EXCERTO DO TEXTO:
========

Desenvolvimento pessoal

  • De autoconfiança para expressão de pontos de vista e de autonomia na resolução de problemas, de iniciativa e de ação na construção do conhecimento, fazendo opções quanto aos percursos e estratégias a desenvolver

Informação e comunicação

  • Na medida em que apresentaram e discutiram ideias, fundamentando as suas posições e assumindo decisões
  • As apresentações à comunidade educativa das experiências ABRP também são referidas como um contributo para o desenvolvimento destas competências.
  1. Melhoria das práticas educativas em sala de aula por meio de metodologias participativas

A implementação do Projeto, ao longo de três anos, iniciou-se com uma imersão nos contextos, através de observação-participante, que deu acesso a uma compreensão das culturas e dinâmicas das instituições educativas e formativas. Tendo iniciado de forma presencial, a situação pandémica e os confinamentos obrigaram ao seu desenvolvimento online, com implicações na implementação com as e os jovens e na monitorização com jovens e profissionais. Apesar das dificuldades, a concetualização da educação no cruzamento entre arte, artesanato e ciência, implicando flexibilidade e abertura, facilitou o ajustamento às realidades confrontadas. Foi dada atenção particular às condições pedagógicas para implementação da ABRP enquanto prática promissora. Não cabendo aqui uma descrição de fundamentos e procedimentos, cabe acentuar o enraizamento do Projeto na articulação entre investigadoras e profissionais em exercício nas instituições educativas, bem como o investimento na formação em ação com as partes interessadas, enquanto autores e autoras de trajetórias educativas, com acompanhamento de proximidade e complementaridade entre stakeholders.

Melhoria de práticas com reconhecimento da cidadania educacional

  • Mostrando preocupações com a participação, as e os docentes salientaram o direito das pessoas jovens a serem ouvidas, não só como potenciador da autonomia e de responsabilização nas aprendizagens, mas também como possibilidade de aprofundamento de uma cultura de proximidade na escola, entre elas e com docentes. Os comentários das e dos docentes permitiram acentuar o lugar do PBL enquanto espaço de realização de cidadania educacional, não deixando também de mencionar as dificuldades sentidas na aplicação da metodologia.

========

Dados de compreensão de documentos
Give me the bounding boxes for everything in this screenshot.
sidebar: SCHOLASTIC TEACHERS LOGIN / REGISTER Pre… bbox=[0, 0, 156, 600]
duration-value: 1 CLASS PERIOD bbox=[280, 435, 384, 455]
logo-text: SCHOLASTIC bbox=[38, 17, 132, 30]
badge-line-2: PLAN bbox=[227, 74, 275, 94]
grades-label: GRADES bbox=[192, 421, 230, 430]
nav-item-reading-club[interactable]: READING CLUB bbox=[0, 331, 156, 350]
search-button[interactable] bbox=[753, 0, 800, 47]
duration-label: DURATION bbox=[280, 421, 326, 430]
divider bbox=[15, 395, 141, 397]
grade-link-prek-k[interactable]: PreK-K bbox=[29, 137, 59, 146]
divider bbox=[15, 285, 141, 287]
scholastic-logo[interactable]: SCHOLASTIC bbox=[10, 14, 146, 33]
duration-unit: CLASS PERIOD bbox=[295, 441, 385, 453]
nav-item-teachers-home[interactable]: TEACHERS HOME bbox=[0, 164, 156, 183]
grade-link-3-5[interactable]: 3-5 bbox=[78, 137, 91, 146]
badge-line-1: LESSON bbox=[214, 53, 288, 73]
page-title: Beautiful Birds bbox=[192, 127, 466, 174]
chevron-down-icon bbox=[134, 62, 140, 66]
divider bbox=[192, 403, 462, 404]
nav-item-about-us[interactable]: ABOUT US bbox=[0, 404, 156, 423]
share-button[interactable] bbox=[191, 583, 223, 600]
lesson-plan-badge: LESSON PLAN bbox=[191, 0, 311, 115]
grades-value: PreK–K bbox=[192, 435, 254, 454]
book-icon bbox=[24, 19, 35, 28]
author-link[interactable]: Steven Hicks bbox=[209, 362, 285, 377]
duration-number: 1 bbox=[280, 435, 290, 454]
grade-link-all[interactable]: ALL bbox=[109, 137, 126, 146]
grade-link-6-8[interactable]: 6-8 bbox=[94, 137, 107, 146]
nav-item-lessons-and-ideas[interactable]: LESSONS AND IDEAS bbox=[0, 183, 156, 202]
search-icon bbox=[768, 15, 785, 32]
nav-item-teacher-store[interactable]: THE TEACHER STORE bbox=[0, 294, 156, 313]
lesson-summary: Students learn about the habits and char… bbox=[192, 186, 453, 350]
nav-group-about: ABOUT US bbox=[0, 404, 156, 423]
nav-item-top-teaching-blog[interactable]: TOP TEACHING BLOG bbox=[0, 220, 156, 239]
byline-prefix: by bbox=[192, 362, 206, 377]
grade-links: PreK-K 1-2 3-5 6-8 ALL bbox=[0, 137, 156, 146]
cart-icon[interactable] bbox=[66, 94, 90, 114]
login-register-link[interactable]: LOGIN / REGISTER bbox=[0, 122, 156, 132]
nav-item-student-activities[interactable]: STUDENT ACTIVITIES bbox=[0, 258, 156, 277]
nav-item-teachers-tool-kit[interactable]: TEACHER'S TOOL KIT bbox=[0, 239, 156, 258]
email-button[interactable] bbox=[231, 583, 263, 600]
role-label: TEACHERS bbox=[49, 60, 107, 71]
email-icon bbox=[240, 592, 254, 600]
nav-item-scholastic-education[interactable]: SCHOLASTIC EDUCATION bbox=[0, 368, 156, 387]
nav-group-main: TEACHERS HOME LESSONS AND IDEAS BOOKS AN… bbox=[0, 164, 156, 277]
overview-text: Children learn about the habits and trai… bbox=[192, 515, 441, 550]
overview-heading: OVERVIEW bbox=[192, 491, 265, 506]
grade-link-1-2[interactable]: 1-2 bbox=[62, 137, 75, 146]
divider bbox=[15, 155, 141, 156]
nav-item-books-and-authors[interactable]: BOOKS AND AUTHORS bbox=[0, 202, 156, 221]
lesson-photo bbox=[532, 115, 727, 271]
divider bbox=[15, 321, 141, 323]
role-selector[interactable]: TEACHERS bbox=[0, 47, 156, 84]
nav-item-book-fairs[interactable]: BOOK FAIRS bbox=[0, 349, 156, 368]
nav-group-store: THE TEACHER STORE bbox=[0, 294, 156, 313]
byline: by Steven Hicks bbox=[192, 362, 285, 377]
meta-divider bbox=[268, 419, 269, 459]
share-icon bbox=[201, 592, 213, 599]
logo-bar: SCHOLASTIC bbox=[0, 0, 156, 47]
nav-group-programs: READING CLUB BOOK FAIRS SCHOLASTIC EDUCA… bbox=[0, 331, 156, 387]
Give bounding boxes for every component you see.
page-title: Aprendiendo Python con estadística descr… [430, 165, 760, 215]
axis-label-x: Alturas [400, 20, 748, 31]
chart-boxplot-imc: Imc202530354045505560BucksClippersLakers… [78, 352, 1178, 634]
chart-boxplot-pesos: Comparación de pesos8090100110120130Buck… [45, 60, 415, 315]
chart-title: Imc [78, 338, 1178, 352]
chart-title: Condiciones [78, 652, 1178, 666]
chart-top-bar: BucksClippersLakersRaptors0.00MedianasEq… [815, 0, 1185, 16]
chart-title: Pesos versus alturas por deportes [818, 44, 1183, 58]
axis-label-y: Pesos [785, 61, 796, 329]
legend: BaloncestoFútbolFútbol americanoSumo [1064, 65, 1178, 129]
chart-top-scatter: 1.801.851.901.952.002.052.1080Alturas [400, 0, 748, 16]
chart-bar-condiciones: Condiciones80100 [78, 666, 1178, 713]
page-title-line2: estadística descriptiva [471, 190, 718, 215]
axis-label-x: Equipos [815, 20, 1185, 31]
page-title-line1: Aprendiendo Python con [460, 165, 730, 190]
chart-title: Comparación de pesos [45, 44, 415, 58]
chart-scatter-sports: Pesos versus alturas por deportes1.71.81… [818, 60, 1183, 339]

========

EXERCÍCIO:
Responda às perguntas com base no excerto sobre o Projeto.
(a) Ao longo de quantos anos decorreu a implementação do Projeto?
(b) O que obrigou ao desenvolvimento online do Projeto?
(c) Que direito das pessoas jovens salientaram as e os docentes?

RESPOSTA:
(a) Três anos.
(b) A situação pandémica e os confinamentos.
(c) O direito a serem ouvidas.